### DO THIS
Go through the listing and copy each line with the string "время".
## START EXTRACTED INFORMATION
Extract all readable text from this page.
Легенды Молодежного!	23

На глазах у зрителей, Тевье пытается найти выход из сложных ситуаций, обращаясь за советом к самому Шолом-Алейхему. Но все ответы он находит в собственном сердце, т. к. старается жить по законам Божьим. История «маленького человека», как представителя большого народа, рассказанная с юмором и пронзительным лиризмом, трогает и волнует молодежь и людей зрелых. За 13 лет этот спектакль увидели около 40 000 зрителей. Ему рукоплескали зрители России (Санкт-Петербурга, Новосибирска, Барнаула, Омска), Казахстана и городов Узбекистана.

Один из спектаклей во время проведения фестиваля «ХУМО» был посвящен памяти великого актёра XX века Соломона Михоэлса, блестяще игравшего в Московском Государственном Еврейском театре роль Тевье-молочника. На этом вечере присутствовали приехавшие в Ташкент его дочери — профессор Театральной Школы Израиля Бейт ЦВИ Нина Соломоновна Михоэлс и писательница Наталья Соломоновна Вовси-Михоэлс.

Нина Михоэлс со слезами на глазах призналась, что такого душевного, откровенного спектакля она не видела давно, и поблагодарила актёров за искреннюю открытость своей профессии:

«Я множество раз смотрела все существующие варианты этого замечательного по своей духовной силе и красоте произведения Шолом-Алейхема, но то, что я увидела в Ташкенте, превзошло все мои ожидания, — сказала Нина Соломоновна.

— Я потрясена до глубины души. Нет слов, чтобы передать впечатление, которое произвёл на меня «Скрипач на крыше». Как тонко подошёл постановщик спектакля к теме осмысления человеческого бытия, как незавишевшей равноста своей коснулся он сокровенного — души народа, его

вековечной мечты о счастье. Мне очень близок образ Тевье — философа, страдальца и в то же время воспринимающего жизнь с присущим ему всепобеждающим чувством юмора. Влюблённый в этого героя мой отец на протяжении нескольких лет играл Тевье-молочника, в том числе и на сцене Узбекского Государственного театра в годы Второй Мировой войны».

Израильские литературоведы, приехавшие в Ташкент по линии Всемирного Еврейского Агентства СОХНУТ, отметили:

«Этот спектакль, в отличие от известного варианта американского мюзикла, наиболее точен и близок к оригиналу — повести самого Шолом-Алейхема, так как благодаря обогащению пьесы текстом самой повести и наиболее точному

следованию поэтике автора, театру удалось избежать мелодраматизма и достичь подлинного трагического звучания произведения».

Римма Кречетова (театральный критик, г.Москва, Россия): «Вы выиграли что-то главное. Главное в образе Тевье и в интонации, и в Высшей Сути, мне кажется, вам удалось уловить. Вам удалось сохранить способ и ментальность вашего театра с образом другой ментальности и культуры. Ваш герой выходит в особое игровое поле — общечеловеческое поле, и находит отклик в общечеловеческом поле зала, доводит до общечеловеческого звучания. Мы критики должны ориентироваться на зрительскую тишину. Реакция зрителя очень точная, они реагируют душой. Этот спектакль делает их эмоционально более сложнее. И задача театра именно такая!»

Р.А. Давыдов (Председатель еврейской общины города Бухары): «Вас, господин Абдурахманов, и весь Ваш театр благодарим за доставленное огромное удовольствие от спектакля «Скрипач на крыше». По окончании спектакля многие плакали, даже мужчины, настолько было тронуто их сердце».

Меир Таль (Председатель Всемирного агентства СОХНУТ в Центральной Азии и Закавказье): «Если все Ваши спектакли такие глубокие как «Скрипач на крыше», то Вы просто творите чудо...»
## END EXTRACTED INFORMATION
### RESULT BELOW
Один из спектаклей во время проведения фестиваля «ХУМО» был посвящен памяти великого актёра XX века Соломона Михоэлса, блестяще игравшего в Московском Государственном Еврейском театре роль Тевье-молочника. На этом вечере присутствовали приехавшие в Ташкент его дочери — профессор Театральной Школы Израиля Бейт ЦВИ Нина Соломоновна Михоэлс и писательница Наталья Соломоновна Вовси-Михоэлс.
вековечной мечты о счастье. Мне очень близок образ Тевье — философа, страдальца и в то же время воспринимающего жизнь с присущим ему всепобеждающим чувством юмора. Влюблённый в этого героя мой отец на протяжении нескольких лет играл Тевье-молочника, в том числе и на сцене Узбекского Государственного театра в годы Второй Мировой войны».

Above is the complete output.